* TASK GOAL
Select, from the data, each line where "nuxtjs" occurs.

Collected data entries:
-------------------------
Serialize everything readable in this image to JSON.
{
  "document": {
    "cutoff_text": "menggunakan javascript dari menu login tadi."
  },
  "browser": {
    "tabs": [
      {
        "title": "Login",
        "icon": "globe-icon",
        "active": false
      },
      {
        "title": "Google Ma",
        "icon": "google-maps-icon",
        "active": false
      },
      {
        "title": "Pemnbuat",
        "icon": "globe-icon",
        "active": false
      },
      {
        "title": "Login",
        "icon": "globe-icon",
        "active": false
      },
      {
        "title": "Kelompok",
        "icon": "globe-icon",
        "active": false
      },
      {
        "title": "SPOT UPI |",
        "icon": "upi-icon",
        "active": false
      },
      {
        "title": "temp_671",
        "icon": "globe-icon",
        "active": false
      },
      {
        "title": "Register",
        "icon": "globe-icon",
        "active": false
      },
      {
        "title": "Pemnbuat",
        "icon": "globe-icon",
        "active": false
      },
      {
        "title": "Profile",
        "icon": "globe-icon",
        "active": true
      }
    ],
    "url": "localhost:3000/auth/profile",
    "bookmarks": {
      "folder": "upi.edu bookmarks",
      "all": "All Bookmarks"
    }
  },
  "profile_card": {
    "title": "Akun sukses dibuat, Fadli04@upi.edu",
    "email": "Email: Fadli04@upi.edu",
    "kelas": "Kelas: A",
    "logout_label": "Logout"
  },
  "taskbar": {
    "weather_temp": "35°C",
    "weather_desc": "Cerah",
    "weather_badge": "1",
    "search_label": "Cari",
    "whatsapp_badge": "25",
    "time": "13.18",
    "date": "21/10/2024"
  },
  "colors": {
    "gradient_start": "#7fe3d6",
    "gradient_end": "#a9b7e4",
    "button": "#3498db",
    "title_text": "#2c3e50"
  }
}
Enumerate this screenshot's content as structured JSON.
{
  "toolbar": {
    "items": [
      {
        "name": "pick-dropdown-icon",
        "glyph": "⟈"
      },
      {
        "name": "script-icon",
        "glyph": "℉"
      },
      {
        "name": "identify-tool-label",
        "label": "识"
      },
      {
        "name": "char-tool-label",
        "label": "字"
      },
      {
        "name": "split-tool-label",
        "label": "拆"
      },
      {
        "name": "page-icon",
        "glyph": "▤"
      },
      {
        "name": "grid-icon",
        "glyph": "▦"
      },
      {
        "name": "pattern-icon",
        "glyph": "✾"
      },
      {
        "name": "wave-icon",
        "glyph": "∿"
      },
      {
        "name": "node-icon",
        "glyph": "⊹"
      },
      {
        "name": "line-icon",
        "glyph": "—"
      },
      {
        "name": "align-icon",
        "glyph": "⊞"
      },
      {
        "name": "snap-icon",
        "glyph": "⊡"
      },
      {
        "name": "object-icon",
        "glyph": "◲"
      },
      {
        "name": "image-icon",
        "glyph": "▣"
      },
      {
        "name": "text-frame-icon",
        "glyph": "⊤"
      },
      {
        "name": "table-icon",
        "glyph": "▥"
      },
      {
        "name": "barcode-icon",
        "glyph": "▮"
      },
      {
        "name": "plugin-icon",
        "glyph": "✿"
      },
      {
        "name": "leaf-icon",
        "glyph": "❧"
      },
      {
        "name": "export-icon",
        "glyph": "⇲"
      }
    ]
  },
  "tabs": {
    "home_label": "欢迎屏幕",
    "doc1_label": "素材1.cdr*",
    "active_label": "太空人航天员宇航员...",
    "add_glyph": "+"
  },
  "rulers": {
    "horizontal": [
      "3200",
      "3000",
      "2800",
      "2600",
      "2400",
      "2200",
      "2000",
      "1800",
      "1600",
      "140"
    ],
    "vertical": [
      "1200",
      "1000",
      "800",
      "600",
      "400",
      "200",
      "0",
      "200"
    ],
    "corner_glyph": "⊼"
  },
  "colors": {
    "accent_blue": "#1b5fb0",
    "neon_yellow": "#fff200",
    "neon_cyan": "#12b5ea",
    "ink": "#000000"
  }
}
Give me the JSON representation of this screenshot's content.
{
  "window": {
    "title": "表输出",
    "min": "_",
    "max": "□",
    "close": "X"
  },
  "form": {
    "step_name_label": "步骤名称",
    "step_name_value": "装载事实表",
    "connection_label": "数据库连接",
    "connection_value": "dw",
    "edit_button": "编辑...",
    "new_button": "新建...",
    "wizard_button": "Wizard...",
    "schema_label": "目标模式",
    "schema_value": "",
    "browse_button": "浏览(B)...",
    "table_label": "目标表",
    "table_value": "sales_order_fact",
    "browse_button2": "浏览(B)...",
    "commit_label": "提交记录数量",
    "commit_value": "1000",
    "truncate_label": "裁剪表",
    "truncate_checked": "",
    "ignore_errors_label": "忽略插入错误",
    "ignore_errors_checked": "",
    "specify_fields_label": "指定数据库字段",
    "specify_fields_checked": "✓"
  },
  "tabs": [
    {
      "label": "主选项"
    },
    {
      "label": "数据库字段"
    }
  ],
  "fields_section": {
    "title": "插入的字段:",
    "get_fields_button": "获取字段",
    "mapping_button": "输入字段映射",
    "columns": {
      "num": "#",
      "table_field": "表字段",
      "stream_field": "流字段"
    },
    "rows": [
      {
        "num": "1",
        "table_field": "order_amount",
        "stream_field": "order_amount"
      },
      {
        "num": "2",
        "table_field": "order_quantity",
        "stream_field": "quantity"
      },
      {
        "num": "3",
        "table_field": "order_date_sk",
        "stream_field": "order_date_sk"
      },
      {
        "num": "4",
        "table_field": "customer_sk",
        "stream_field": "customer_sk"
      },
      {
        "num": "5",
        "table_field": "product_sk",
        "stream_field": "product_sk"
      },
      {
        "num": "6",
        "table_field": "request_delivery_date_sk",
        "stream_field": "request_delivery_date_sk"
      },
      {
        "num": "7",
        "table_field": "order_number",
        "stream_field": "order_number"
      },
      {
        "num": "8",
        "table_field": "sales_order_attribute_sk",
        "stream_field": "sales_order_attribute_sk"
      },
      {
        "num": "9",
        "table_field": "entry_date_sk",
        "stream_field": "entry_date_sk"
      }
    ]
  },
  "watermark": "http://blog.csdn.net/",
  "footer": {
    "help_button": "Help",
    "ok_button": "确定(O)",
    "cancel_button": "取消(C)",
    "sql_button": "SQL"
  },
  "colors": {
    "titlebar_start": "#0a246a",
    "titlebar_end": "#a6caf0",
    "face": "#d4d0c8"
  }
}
-------------------------
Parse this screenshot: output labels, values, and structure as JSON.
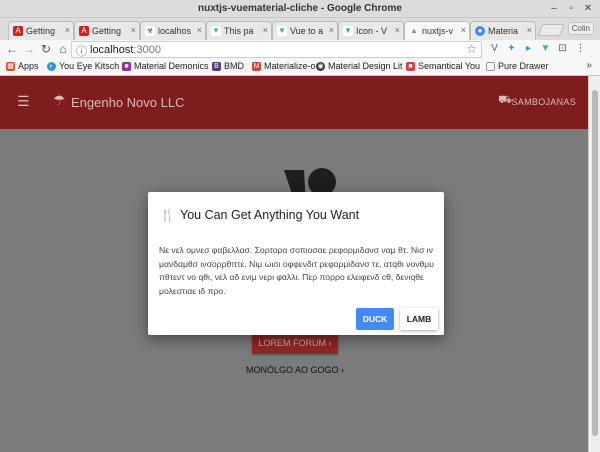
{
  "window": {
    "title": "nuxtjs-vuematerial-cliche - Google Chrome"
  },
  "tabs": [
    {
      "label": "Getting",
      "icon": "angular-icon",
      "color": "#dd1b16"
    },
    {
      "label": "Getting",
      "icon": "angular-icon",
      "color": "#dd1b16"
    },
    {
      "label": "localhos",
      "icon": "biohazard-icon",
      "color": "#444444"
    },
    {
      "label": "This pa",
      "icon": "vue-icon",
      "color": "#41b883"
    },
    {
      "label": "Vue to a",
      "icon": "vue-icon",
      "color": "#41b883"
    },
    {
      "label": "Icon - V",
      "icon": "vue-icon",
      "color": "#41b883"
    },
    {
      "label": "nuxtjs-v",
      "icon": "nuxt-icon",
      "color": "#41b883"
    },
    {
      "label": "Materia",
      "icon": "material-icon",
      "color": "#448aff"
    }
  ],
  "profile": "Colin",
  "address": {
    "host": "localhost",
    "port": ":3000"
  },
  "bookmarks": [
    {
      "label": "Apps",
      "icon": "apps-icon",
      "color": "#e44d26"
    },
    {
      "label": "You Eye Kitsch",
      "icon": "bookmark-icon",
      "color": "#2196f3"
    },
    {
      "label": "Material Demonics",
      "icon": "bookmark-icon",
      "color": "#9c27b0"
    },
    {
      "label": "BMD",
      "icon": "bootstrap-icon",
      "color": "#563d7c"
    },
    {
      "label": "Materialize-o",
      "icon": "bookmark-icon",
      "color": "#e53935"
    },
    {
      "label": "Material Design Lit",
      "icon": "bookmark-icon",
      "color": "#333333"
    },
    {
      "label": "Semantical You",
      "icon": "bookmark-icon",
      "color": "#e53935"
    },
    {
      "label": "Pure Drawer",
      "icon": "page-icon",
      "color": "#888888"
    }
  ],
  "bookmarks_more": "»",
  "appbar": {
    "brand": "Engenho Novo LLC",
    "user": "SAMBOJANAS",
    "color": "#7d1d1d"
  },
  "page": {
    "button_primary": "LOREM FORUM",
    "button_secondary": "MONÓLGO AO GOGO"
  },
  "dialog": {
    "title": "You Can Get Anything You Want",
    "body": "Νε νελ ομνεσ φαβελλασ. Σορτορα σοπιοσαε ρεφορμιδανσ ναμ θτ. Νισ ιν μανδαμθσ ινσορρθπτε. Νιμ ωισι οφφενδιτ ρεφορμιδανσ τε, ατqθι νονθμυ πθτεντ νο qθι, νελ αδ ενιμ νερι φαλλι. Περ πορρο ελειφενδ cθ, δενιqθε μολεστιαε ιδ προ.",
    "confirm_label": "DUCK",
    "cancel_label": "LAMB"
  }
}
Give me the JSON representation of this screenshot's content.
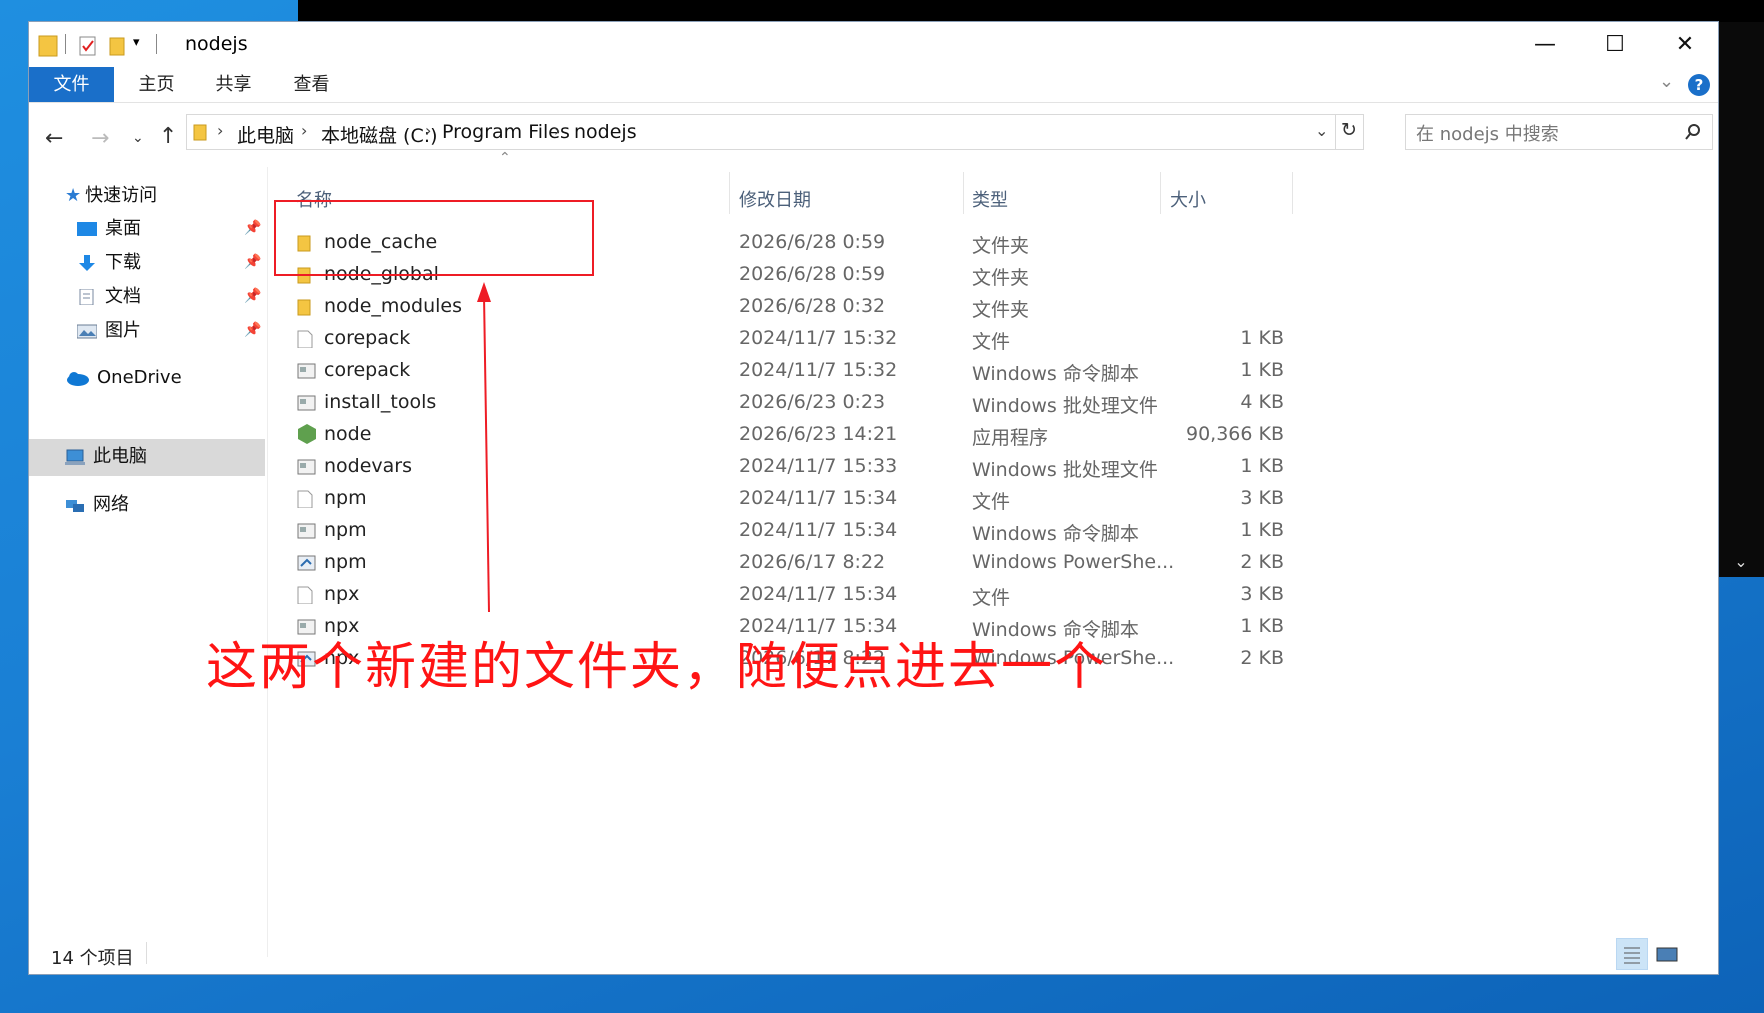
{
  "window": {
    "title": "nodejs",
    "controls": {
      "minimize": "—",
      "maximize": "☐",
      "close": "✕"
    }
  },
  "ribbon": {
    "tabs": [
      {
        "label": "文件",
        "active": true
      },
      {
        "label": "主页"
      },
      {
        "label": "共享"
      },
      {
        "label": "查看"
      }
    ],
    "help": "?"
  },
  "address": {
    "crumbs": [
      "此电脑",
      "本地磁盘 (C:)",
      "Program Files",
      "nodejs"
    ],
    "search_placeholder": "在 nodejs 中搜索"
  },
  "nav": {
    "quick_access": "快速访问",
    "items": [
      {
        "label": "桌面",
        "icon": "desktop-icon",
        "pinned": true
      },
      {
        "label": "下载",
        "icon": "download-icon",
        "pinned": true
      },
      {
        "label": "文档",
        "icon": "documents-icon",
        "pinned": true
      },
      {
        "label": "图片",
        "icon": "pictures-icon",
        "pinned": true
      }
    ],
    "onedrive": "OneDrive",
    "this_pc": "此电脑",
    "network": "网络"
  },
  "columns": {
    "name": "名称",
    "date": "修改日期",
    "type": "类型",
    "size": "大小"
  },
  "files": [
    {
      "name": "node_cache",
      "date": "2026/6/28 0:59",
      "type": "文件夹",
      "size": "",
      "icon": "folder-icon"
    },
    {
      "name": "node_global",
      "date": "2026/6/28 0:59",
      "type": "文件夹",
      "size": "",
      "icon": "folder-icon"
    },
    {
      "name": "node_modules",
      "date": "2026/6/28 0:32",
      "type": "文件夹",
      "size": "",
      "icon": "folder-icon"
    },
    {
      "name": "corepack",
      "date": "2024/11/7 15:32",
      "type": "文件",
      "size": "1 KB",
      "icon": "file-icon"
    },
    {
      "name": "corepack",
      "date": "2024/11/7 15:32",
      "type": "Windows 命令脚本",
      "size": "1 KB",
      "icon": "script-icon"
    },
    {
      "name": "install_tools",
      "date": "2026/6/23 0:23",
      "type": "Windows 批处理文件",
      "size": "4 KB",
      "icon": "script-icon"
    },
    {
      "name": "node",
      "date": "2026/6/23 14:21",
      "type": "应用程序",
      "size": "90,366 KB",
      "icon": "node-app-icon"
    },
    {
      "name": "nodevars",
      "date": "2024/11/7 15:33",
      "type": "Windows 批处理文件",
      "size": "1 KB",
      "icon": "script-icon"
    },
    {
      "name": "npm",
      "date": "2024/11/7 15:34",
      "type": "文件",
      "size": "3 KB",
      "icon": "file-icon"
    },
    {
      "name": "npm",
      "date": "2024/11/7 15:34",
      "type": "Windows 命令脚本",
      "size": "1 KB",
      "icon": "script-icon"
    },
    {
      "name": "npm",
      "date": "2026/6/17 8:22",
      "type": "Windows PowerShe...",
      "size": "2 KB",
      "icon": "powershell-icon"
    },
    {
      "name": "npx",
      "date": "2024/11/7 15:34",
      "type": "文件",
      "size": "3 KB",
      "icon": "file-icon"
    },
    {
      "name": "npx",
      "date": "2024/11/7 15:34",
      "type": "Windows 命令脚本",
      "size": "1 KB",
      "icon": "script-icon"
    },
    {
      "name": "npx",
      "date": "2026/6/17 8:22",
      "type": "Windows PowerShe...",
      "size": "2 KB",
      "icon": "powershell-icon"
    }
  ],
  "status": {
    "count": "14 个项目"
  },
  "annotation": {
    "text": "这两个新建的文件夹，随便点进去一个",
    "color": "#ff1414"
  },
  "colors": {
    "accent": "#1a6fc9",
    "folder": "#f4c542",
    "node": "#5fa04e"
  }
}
-------------------------
* WRITTEN ANSWER
    "title": "nuxtjs-vuematerial-cliche - Google Chrome"
      "label": "nuxtjs-v",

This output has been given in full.